_PROBLEM STATEMENT_
Only the lines holding the string "stages" are needed; copy each of them from the data.

_MATERIALS PROVIDED_
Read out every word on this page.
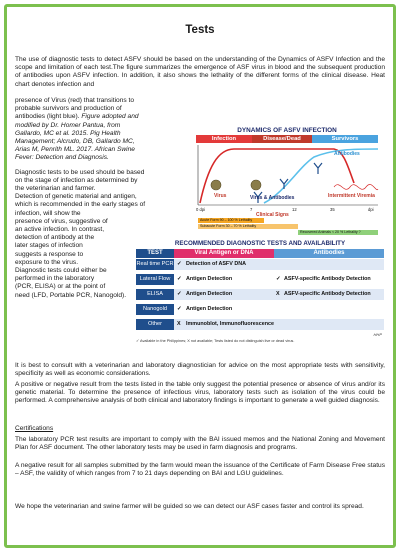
Tests
The use of diagnostic tests to detect ASFV should be based on the understanding of the Dynamics of ASFV Infection and the scope and limitation of each test.The figure summarizes the emergence of ASF virus in blood and the subsequent production of antibodies upon ASFV infection. In addition, it also shows the lethality of the different forms of the clinical disease. Heat chart denotes infection and
presence of Virus (red) that transitions to
probable survivors and production of
antibodies (light blue). Figure adopted and
modified by Dr. Homer Pantua, from
Gallardo, MC et al. 2015. Pig Health
Management; Alcrudo, DB, Gallardo MC,
Arias M, Penrith ML. 2017. African Swine
Fever: Detection and Diagnosis.
Diagnostic tests to be used should be based
on the stage of infection as determined by
the veterinarian and farmer.
Detection of genetic material and antigen,
which is recommended in the early stages of
infection, will show the
presence of virus, suggestive of
an active infection. In contrast,
detection of antibody at the
later stages of infection
suggests a response to
exposure to the virus.
Diagnostic tests could either be
performed in the laboratory
(PCR, ELISA) or at the point of
need (LFD, Portable PCR, Nanogold).
DYNAMICS OF ASFV INFECTION
Infection	Disease/Dead	Survivors
Antibodies
Virus	Virus & Antibodies	Intermittent Viremia
0 dpi	7	12	35	dpi
Clinical Signs
Acute Form 90 – 100 % Lethality
Subacute Form 30 – 70 % Lethality
Recovered Animals < 20 % Lethality ?
RECOMMENDED DIAGNOSTIC TESTS AND AVAILABILITY
TEST	Viral Antigen or DNA	Antibodies
Real time PCR ✓ Detection of ASFV DNA
Lateral Flow	✓ Antigen Detection	✓ ASFV-specific Antibody Detection
ELISA	✓ Antigen Detection	X ASFV-specific Antibody Detection
Nanogold	✓ Antigen Detection
Other	X Immunoblot, Immunofluorescence
✓ Available in the Philippines; X not available; Tests listed do not distinguish live or dead virus.
HHP
It is best to consult with a veterinarian and laboratory diagnostician for advice on the most appropriate tests with sensitivity, specificity as well as economic considerations.
A positive or negative result from the tests listed in the table only suggest the potential presence or absence of virus and/or its genetic material. To determine the presence of infectious virus, laboratory tests such as isolation of the virus could be performed. A comprehensive analysis of both clinical and laboratory findings is important to generate a well guided diagnosis.
Certifications
The laboratory PCR test results are important to comply with the BAI issued memos and the National Zoning and Movement Plan for ASF document. The other laboratory tests may be used in farm diagnosis and programs.
A negative result for all samples submitted by the farm would mean the issuance of the Certificate of Farm Disease Free status – ASF, the validity of which ranges from 7 to 21 days depending on BAI and LGU guidelines.
We hope the veterinarian and swine farmer will be guided so we can detect our ASF cases faster and control its spread.
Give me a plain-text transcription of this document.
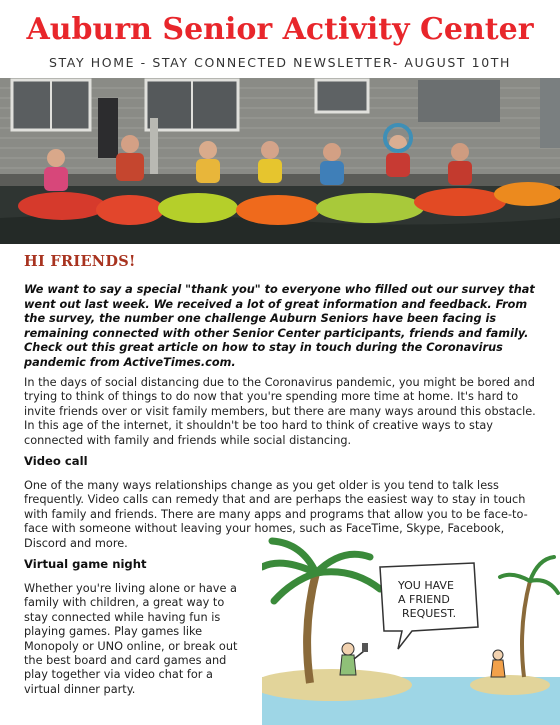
Auburn Senior Activity Center
STAY HOME - STAY CONNECTED NEWSLETTER- AUGUST 10TH
HI FRIENDS!

We want to say a special "thank you" to everyone who filled out our survey that went out last week. We received a lot of great information and feedback. From the survey, the number one challenge Auburn Seniors have been facing is remaining connected with other Senior Center participants, friends and family. Check out this great article on how to stay in touch during the Coronavirus pandemic from ActiveTimes.com.

In the days of social distancing due to the Coronavirus pandemic, you might be bored and trying to think of things to do now that you're spending more time at home. It's hard to invite friends over or visit family members, but there are many ways around this obstacle. In this age of the internet, it shouldn't be too hard to think of creative ways to stay connected with family and friends while social distancing.

Video call

One of the many ways relationships change as you get older is you tend to talk less frequently. Video calls can remedy that and are perhaps the easiest way to stay in touch with family and friends. There are many apps and programs that allow you to be face-to-face with someone without leaving your homes, such as FaceTime, Skype, Facebook, Discord and more.

Virtual game night

Whether you're living alone or have a family with children, a great way to stay connected while having fun is playing games. Play games like Monopoly or UNO online, or break out the best board and card games and play together via video chat for a virtual dinner party.

YOU HAVE
A FRIEND
REQUEST.
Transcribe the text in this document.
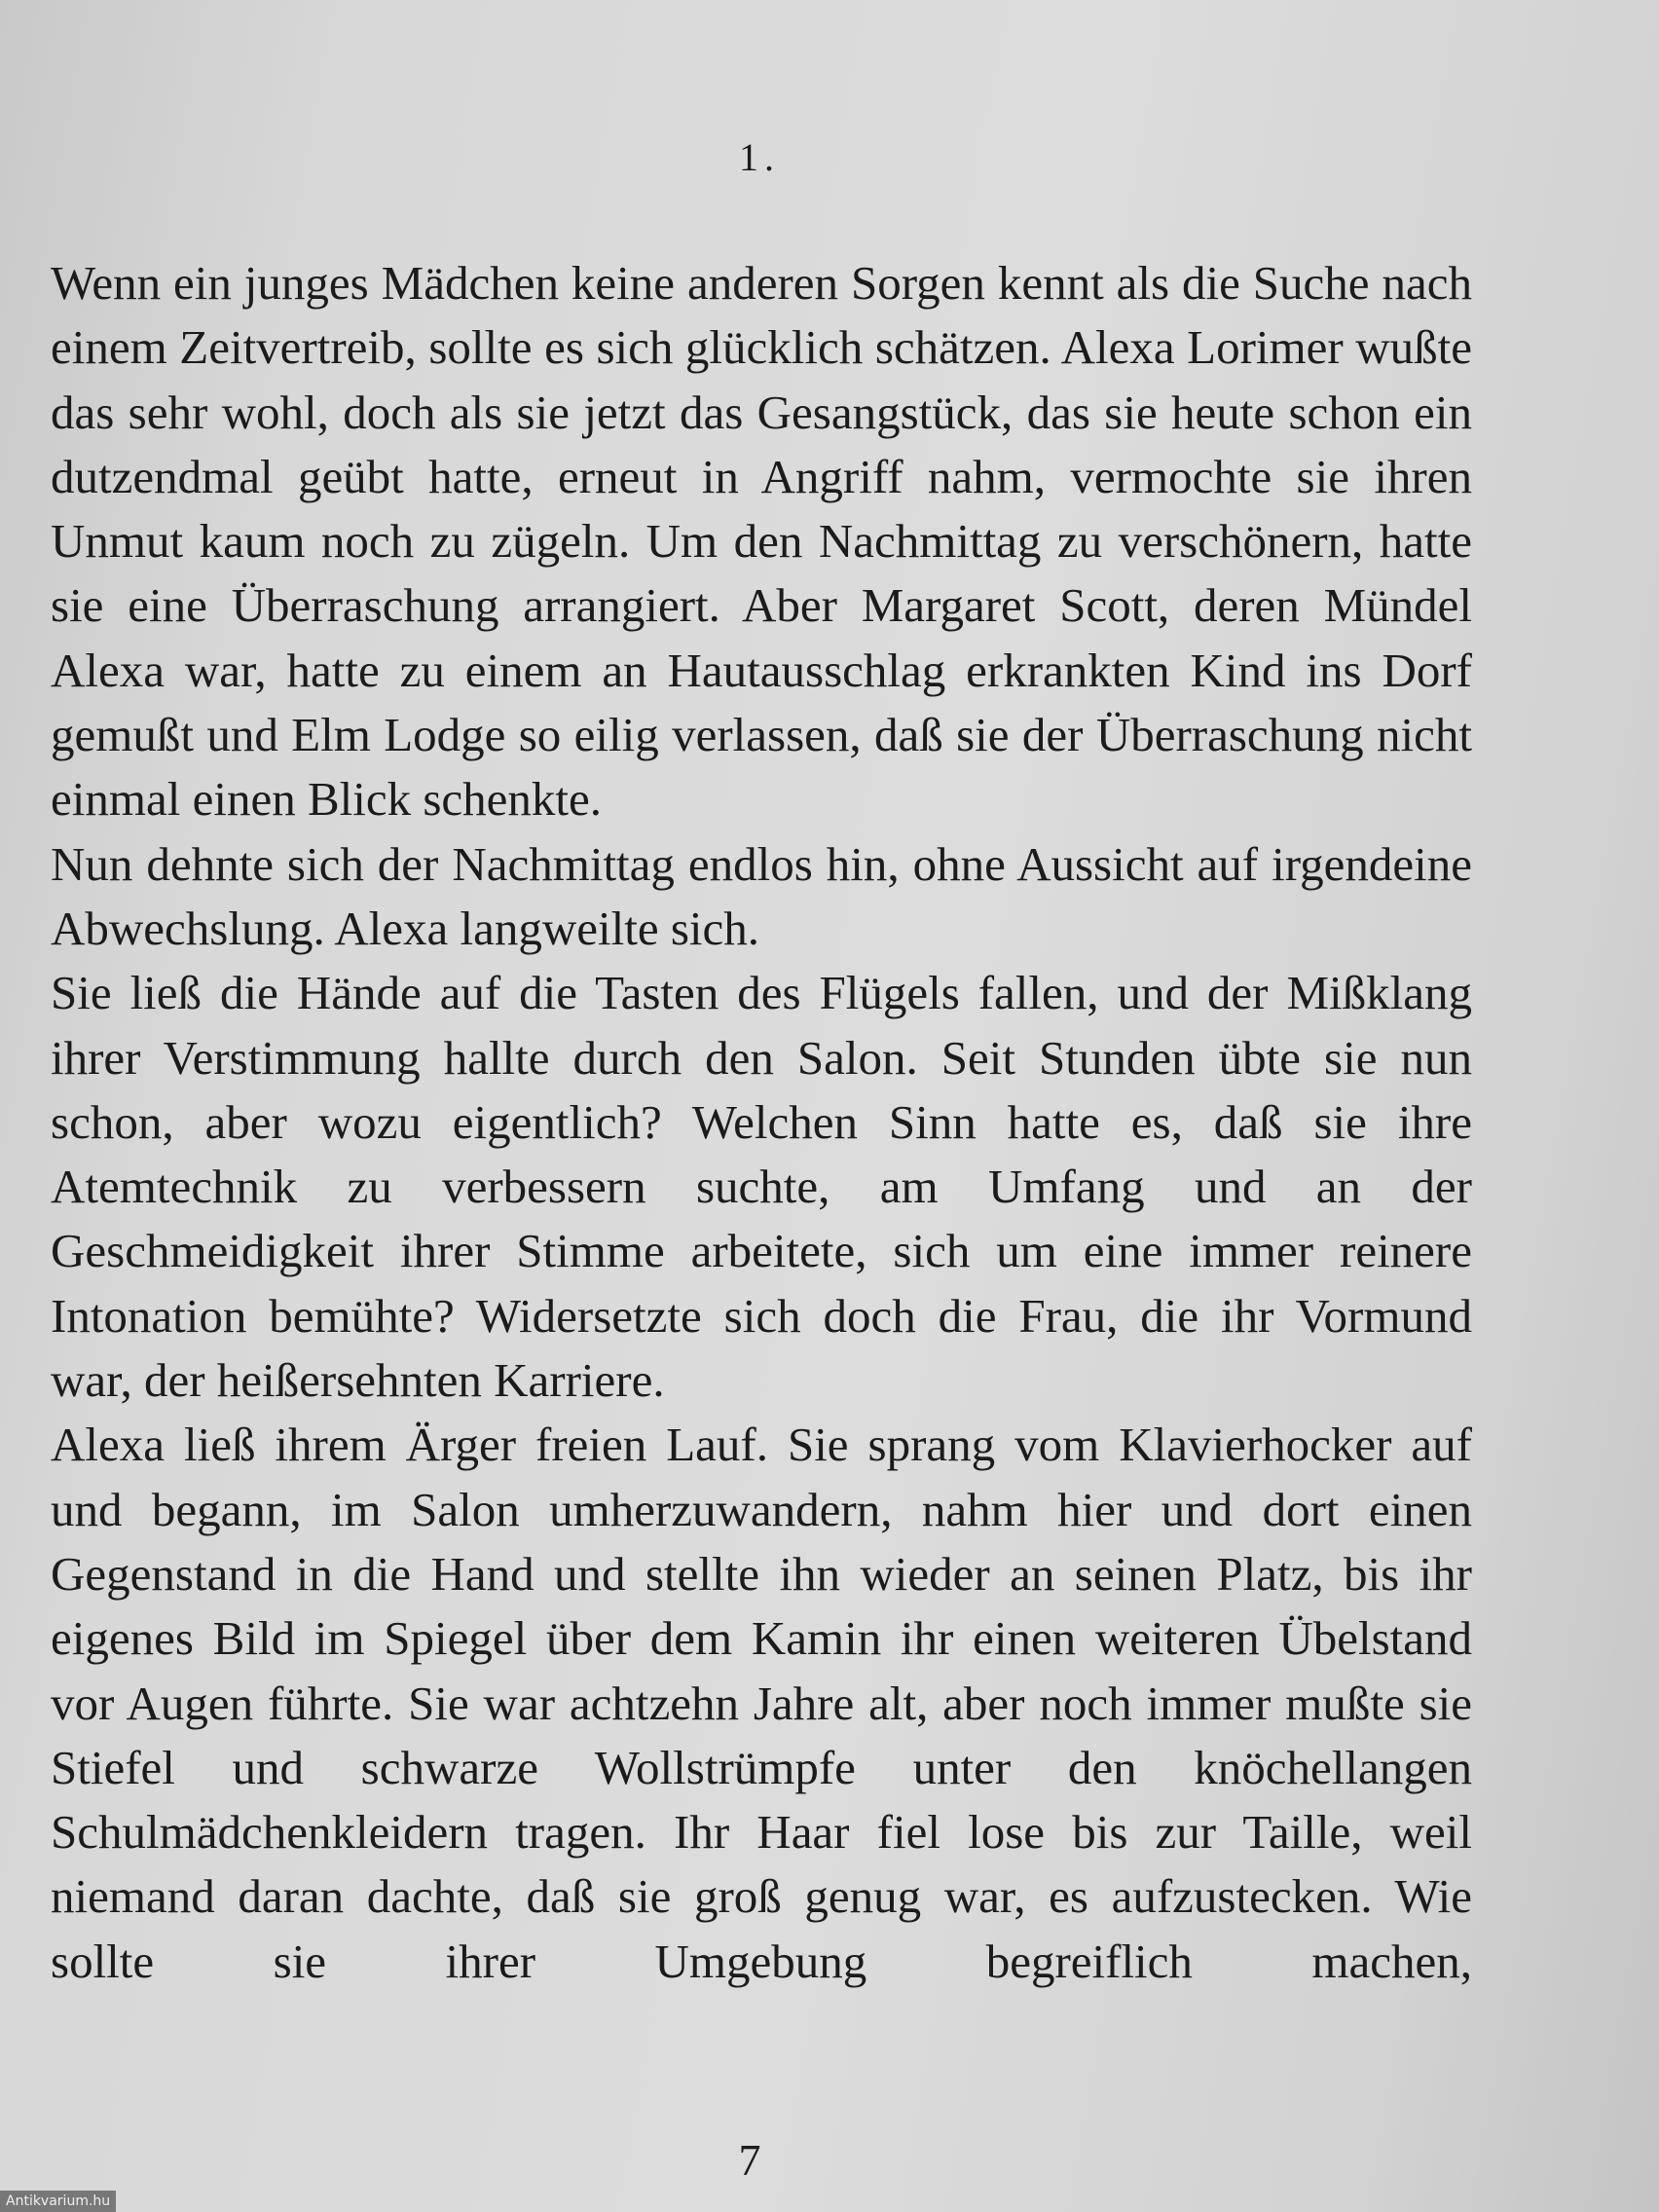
1.

Wenn ein junges Mädchen keine anderen Sorgen kennt als die Suche nach einem Zeitvertreib, sollte es sich glücklich schätzen. Alexa Lorimer wußte das sehr wohl, doch als sie jetzt das Gesangstück, das sie heute schon ein dutzendmal geübt hatte, erneut in Angriff nahm, vermochte sie ihren Unmut kaum noch zu zügeln. Um den Nachmittag zu verschönern, hatte sie eine Überraschung arrangiert. Aber Margaret Scott, deren Mündel Alexa war, hatte zu einem an Hautausschlag erkrankten Kind ins Dorf gemußt und Elm Lodge so eilig verlassen, daß sie der Überraschung nicht einmal einen Blick schenkte.

Nun dehnte sich der Nachmittag endlos hin, ohne Aussicht auf irgendeine Abwechslung. Alexa langweilte sich.

Sie ließ die Hände auf die Tasten des Flügels fallen, und der Mißklang ihrer Verstimmung hallte durch den Salon. Seit Stunden übte sie nun schon, aber wozu eigentlich? Welchen Sinn hatte es, daß sie ihre Atemtechnik zu verbessern suchte, am Umfang und an der Geschmeidigkeit ihrer Stimme arbeitete, sich um eine immer reinere Intonation bemühte? Widersetzte sich doch die Frau, die ihr Vormund war, der heißersehnten Karriere.

Alexa ließ ihrem Ärger freien Lauf. Sie sprang vom Klavierhocker auf und begann, im Salon umherzuwandern, nahm hier und dort einen Gegenstand in die Hand und stellte ihn wieder an seinen Platz, bis ihr eigenes Bild im Spiegel über dem Kamin ihr einen weiteren Übelstand vor Augen führte. Sie war achtzehn Jahre alt, aber noch immer mußte sie Stiefel und schwarze Wollstrümpfe unter den knöchellangen Schulmädchenkleidern tragen. Ihr Haar fiel lose bis zur Taille, weil niemand daran dachte, daß sie groß genug war, es aufzustecken. Wie sollte sie ihrer Umgebung begreiflich machen,

7
Antikvarium.hu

_TASK ANSWER_
which is recommended in the early stages of
later stages of infection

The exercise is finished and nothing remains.